JOB. Print out every line, exactly as written.

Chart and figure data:
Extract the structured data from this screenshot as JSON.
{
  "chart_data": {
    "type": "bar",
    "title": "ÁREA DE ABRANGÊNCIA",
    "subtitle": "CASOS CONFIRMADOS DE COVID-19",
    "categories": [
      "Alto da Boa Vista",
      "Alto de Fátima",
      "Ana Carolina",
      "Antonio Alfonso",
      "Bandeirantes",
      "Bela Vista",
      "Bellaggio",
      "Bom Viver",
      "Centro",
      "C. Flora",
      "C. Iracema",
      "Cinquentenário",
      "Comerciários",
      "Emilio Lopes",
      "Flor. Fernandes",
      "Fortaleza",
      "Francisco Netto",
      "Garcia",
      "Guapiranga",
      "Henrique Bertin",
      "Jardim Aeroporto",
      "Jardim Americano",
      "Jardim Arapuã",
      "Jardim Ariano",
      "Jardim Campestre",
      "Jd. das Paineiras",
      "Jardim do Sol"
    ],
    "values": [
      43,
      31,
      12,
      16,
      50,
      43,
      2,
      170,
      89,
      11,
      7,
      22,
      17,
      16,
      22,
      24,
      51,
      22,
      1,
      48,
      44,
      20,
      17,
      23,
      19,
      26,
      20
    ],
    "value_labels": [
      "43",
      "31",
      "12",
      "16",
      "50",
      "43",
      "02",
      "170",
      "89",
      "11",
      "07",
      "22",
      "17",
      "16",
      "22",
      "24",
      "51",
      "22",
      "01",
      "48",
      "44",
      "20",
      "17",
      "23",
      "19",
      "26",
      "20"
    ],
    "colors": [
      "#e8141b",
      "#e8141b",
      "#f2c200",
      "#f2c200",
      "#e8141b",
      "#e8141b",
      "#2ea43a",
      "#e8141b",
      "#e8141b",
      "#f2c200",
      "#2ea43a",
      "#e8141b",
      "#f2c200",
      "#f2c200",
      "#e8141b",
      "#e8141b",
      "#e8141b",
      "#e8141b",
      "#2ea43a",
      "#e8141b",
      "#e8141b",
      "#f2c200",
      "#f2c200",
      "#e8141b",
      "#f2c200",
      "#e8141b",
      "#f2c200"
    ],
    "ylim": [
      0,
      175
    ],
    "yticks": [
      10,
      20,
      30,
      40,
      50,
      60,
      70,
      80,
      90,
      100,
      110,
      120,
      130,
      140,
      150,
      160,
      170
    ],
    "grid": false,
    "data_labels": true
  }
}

RESPONSE TO THE TASK.
Extract the structured data from this screenshot as JSON.
{
  "chart_data": {
    "type": "bar",
    "title": "ÁREA DE ABRANGÊNCIA",
    "subtitle": "CASOS CONFIRMADOS DE COVID-19",
    "categories": [
      "Alto da Boa Vista",
      "Alto de Fátima",
      "Ana Carolina",
      "Antonio Alfonso",
      "Bandeirantes",
      "Bela Vista",
      "Bellaggio",
      "Bom Viver",
      "Centro",
      "C. Flora",
      "C. Iracema",
      "Cinquentenário",
      "Comerciários",
      "Emilio Lopes",
      "Flor. Fernandes",
      "Fortaleza",
      "Francisco Netto",
      "Garcia",
      "Guapiranga",
      "Henrique Bertin",
      "Jardim Aeroporto",
      "Jardim Americano",
      "Jardim Arapuã",
      "Jardim Ariano",
      "Jardim Campestre",
      "Jd. das Paineiras",
      "Jardim do Sol"
    ],
    "values": [
      43,
      31,
      12,
      16,
      50,
      43,
      2,
      170,
      89,
      11,
      7,
      22,
      17,
      16,
      22,
      24,
      51,
      22,
      1,
      48,
      44,
      20,
      17,
      23,
      19,
      26,
      20
    ],
    "value_labels": [
      "43",
      "31",
      "12",
      "16",
      "50",
      "43",
      "02",
      "170",
      "89",
      "11",
      "07",
      "22",
      "17",
      "16",
      "22",
      "24",
      "51",
      "22",
      "01",
      "48",
      "44",
      "20",
      "17",
      "23",
      "19",
      "26",
      "20"
    ],
    "colors": [
      "#e8141b",
      "#e8141b",
      "#f2c200",
      "#f2c200",
      "#e8141b",
      "#e8141b",
      "#2ea43a",
      "#e8141b",
      "#e8141b",
      "#f2c200",
      "#2ea43a",
      "#e8141b",
      "#f2c200",
      "#f2c200",
      "#e8141b",
      "#e8141b",
      "#e8141b",
      "#e8141b",
      "#2ea43a",
      "#e8141b",
      "#e8141b",
      "#f2c200",
      "#f2c200",
      "#e8141b",
      "#f2c200",
      "#e8141b",
      "#f2c200"
    ],
    "ylim": [
      0,
      175
    ],
    "yticks": [
      10,
      20,
      30,
      40,
      50,
      60,
      70,
      80,
      90,
      100,
      110,
      120,
      130,
      140,
      150,
      160,
      170
    ],
    "grid": false,
    "data_labels": true
  }
}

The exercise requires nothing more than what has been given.